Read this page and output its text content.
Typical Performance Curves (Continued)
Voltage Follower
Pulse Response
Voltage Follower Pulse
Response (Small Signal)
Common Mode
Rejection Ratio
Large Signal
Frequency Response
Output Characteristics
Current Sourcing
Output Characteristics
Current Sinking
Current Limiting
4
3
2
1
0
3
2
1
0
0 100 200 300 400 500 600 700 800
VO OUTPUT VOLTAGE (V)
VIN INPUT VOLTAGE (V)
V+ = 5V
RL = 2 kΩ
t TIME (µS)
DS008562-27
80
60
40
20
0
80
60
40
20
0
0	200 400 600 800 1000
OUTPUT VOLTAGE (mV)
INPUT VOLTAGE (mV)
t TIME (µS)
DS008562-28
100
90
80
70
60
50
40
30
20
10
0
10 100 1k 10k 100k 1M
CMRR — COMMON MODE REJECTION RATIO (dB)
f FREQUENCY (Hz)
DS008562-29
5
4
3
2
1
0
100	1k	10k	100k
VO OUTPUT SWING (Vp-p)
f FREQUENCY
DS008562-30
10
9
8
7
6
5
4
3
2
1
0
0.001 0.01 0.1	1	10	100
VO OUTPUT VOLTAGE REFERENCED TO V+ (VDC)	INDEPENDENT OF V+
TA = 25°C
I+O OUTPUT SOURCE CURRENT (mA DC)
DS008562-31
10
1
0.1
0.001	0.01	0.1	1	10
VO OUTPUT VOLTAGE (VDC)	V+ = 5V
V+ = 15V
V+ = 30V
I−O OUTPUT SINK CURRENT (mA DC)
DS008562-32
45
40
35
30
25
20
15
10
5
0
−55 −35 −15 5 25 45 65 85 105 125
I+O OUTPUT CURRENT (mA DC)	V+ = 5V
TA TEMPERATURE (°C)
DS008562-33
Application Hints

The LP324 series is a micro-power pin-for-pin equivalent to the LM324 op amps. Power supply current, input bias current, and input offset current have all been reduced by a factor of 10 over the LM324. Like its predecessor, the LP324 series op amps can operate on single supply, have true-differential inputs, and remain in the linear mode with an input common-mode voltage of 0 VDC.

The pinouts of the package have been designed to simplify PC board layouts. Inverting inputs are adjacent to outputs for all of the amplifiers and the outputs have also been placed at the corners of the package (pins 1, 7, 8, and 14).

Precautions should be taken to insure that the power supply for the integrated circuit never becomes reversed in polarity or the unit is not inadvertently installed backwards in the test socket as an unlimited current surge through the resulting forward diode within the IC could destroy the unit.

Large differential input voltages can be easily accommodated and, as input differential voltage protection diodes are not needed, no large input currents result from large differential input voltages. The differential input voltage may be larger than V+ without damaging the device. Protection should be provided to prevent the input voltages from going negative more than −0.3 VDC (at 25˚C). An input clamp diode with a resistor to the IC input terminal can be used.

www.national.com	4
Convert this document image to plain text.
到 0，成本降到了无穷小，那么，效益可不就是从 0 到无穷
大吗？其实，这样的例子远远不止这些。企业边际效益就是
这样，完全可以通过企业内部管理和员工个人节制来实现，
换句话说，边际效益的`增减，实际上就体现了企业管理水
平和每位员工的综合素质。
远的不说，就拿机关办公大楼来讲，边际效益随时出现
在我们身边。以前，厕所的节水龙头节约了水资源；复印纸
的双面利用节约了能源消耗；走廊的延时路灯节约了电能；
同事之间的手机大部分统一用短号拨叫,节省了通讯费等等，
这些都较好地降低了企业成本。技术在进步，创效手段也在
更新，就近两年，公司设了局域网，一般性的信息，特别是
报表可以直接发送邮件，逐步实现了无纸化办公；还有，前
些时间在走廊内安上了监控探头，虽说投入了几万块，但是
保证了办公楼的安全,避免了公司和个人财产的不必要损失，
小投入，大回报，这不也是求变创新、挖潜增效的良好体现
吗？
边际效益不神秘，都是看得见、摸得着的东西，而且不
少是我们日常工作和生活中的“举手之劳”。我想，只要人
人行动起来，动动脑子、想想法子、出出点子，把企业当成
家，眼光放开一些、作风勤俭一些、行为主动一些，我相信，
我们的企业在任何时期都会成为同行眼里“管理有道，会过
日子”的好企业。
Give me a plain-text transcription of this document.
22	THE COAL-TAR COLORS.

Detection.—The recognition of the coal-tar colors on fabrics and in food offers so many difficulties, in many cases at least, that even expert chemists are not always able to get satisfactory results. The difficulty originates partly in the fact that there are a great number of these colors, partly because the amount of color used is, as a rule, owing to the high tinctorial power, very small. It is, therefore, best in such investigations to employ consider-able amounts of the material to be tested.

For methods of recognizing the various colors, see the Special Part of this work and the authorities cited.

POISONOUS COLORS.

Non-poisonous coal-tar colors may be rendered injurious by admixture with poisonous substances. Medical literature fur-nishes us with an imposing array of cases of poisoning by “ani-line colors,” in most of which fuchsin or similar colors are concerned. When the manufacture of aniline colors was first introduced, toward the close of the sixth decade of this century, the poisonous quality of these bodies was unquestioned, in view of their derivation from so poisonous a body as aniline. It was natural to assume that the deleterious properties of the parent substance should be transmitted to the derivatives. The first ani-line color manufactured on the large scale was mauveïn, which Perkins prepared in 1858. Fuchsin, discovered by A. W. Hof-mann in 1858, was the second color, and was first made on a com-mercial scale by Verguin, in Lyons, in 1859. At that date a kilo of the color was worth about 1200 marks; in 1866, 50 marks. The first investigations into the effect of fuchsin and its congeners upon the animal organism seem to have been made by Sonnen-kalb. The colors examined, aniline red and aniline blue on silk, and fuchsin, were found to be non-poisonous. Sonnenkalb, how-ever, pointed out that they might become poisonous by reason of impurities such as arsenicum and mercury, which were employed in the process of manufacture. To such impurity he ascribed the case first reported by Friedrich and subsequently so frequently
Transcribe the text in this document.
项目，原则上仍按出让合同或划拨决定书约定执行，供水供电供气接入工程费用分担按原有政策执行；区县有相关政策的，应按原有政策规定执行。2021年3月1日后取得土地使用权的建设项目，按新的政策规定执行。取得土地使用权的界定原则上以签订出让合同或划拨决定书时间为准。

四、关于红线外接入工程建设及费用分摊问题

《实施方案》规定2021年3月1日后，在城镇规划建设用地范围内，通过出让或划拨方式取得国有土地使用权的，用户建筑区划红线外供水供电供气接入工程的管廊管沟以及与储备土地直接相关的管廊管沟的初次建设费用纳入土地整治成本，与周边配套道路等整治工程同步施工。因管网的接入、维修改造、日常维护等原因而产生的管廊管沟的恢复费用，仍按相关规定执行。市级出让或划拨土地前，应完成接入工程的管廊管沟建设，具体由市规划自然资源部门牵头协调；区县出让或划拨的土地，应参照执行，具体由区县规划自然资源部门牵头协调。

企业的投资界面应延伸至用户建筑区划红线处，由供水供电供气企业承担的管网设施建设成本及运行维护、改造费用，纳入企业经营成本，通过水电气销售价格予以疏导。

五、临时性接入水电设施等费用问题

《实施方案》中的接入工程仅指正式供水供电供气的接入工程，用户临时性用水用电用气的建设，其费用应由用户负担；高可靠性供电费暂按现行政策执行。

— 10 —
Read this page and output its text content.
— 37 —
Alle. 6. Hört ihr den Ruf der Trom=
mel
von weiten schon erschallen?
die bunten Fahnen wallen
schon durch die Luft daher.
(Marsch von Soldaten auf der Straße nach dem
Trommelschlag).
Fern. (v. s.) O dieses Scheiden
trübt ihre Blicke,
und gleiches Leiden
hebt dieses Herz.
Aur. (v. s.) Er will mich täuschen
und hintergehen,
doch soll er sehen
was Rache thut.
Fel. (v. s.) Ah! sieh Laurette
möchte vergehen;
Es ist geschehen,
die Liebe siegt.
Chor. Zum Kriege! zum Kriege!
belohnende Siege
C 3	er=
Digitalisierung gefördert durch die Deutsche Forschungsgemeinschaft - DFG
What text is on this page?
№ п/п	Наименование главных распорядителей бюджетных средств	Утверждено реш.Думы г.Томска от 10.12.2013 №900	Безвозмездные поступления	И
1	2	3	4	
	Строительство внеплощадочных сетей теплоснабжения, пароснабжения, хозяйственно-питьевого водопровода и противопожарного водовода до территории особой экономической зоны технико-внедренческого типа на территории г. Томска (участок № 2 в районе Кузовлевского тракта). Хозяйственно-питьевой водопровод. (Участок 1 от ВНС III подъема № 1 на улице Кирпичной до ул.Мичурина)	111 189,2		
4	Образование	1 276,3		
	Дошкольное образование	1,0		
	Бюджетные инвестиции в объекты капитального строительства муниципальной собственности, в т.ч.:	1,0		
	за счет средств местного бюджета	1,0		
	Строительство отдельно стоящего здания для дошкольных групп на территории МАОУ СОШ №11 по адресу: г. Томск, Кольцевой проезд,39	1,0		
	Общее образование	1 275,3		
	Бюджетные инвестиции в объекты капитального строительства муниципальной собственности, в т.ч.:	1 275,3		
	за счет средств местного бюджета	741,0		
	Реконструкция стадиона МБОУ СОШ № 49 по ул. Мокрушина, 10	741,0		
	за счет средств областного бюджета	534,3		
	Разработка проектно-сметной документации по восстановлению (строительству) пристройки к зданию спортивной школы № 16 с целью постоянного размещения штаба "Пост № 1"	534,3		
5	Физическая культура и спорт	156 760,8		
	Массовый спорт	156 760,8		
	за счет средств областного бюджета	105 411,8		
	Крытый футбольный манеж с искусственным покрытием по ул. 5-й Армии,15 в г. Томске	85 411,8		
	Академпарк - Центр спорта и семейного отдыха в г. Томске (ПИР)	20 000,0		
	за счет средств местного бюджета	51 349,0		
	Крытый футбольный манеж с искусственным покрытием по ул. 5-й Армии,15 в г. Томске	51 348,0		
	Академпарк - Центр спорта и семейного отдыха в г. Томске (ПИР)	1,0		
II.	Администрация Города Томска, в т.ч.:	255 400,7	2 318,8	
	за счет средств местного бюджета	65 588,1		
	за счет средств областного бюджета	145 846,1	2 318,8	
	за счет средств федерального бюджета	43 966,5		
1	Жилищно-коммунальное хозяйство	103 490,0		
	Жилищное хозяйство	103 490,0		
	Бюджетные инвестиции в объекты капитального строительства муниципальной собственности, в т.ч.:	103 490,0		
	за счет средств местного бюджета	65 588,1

* _Directive_
From the entries above, collect every line with the string "Центр" in it.

* _Answer for the task_
	Академпарк - Центр спорта и семейного отдыха в г. Томске (ПИР)	20 000,0		
	Академпарк - Центр спорта и семейного отдыха в г. Томске (ПИР)	1,0		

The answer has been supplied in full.